## What this task involves
Pull every line that holds the word "median" from the entries.

======== Materials provided ========

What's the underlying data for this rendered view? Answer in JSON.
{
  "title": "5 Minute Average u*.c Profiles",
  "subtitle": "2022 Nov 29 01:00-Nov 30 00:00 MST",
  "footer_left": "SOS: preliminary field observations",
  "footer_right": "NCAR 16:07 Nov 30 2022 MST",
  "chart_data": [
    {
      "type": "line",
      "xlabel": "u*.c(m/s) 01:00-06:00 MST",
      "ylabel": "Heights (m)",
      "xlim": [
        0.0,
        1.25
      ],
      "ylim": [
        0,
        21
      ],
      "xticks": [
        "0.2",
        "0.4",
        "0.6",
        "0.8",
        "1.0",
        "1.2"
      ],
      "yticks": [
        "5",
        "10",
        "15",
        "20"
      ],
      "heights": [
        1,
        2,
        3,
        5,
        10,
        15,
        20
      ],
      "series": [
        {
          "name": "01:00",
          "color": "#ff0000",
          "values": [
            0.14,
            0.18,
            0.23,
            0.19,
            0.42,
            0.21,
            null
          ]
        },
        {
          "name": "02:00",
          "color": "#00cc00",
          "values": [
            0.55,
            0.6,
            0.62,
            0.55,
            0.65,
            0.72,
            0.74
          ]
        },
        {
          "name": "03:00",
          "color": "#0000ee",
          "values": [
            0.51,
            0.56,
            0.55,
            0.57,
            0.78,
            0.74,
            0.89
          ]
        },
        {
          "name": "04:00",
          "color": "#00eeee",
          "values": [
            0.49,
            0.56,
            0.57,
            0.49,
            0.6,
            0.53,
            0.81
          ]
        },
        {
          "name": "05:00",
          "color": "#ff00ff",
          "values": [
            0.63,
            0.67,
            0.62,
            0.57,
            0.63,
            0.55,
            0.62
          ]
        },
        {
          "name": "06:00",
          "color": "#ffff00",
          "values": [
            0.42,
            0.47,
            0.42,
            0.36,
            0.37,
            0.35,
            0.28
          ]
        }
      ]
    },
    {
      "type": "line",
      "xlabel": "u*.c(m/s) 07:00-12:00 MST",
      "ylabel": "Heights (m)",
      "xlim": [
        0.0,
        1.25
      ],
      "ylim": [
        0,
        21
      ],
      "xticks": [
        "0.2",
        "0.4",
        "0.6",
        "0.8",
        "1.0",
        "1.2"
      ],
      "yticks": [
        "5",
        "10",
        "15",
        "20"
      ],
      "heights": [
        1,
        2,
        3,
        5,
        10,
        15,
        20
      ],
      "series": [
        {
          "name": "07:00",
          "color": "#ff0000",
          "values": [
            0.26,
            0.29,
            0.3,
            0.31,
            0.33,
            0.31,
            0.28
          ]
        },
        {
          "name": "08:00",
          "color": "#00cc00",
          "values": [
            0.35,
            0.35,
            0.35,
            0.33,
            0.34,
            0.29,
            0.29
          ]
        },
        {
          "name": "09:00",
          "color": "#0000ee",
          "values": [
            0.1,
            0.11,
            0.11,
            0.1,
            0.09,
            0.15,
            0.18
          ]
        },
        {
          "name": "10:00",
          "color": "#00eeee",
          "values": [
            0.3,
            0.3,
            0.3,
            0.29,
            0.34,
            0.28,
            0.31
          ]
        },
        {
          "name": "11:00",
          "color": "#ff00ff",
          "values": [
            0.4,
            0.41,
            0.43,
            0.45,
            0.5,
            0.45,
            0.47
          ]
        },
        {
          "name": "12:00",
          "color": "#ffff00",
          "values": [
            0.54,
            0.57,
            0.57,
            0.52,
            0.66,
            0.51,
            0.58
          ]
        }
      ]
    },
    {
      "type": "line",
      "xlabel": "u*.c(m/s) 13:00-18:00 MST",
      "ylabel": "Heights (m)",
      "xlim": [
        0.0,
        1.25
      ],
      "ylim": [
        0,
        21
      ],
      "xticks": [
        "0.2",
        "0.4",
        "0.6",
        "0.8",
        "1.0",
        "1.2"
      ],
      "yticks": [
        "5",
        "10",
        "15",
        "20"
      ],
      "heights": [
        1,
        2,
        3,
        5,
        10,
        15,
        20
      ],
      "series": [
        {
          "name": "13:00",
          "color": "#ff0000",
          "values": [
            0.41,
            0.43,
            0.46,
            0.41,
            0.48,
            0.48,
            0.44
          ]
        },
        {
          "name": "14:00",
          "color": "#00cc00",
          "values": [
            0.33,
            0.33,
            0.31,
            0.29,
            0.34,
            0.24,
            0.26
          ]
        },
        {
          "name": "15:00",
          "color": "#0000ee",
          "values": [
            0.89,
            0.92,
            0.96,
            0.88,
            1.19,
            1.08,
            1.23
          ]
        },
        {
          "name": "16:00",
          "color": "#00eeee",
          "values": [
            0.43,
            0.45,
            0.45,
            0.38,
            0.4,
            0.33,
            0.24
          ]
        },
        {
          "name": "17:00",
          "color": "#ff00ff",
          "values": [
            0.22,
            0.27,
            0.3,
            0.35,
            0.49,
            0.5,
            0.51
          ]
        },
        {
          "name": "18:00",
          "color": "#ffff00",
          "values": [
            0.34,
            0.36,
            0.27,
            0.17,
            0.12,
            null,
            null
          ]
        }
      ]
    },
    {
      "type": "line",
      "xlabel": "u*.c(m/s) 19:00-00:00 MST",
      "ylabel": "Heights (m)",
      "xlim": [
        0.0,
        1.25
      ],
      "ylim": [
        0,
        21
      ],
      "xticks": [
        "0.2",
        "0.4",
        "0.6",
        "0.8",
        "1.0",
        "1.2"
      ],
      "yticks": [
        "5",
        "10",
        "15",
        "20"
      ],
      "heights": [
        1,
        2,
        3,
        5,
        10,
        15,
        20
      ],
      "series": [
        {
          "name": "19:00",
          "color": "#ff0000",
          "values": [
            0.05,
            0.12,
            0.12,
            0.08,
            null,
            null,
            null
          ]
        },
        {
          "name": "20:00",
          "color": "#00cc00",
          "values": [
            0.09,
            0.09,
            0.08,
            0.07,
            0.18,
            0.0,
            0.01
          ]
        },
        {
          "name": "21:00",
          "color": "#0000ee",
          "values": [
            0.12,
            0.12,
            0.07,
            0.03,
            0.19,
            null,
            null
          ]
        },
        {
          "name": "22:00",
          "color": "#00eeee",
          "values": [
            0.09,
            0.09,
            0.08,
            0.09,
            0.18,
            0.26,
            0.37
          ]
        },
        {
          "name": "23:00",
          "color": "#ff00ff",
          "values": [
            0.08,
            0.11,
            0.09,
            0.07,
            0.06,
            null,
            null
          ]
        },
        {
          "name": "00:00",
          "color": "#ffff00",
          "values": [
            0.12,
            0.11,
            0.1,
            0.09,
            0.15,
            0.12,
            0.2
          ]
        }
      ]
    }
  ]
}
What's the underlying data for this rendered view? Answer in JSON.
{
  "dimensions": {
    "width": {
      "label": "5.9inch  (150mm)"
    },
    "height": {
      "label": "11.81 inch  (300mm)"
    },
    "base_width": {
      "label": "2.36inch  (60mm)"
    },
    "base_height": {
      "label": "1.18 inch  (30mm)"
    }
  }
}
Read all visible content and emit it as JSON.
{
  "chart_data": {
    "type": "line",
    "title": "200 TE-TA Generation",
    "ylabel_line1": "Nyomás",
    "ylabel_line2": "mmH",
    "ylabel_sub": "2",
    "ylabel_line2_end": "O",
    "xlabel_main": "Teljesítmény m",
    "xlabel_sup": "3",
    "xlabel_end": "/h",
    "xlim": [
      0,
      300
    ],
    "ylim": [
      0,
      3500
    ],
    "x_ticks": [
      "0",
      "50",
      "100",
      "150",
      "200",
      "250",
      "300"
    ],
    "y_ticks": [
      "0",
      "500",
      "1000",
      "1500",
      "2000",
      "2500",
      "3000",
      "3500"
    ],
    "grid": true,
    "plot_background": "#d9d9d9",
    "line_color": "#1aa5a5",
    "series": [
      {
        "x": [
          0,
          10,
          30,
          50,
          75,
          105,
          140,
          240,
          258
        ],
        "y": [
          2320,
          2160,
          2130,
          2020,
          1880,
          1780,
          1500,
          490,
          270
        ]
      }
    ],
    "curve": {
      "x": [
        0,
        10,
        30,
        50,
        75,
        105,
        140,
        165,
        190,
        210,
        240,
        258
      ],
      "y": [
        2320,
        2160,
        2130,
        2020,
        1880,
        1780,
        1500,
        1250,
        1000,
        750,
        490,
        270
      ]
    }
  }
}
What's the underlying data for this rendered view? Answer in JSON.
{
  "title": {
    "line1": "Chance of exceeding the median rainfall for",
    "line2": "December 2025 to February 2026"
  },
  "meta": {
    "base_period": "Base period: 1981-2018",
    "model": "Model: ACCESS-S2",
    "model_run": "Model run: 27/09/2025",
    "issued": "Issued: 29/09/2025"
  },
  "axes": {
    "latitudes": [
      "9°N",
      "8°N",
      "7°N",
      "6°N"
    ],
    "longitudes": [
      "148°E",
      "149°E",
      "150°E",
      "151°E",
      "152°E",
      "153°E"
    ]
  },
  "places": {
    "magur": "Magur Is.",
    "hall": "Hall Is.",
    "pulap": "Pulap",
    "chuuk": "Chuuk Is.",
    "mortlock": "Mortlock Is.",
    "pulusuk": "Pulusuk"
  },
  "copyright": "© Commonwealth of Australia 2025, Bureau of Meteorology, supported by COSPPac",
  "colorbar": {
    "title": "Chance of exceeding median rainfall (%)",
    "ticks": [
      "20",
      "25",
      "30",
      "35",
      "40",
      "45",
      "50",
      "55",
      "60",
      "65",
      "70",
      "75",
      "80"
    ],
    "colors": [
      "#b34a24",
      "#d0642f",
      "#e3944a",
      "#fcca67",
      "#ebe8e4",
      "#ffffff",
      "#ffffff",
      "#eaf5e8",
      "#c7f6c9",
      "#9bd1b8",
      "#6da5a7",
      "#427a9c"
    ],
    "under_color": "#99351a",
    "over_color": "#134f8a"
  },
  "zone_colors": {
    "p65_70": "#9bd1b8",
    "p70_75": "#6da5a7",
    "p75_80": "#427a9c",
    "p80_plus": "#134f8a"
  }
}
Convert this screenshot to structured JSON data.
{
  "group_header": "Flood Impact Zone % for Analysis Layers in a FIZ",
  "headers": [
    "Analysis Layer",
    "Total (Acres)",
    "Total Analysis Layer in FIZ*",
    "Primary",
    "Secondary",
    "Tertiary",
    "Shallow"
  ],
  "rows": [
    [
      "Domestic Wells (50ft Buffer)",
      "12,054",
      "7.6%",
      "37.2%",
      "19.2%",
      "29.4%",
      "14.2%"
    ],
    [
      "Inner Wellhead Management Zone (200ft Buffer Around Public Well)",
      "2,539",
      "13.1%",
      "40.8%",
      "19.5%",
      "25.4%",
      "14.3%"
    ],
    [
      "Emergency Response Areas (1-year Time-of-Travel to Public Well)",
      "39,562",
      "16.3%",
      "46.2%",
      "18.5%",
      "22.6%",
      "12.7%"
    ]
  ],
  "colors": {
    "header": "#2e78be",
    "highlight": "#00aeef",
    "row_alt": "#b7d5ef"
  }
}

========

## Result
    "line1": "Chance of exceeding the median rainfall for",
    "title": "Chance of exceeding median rainfall (%)",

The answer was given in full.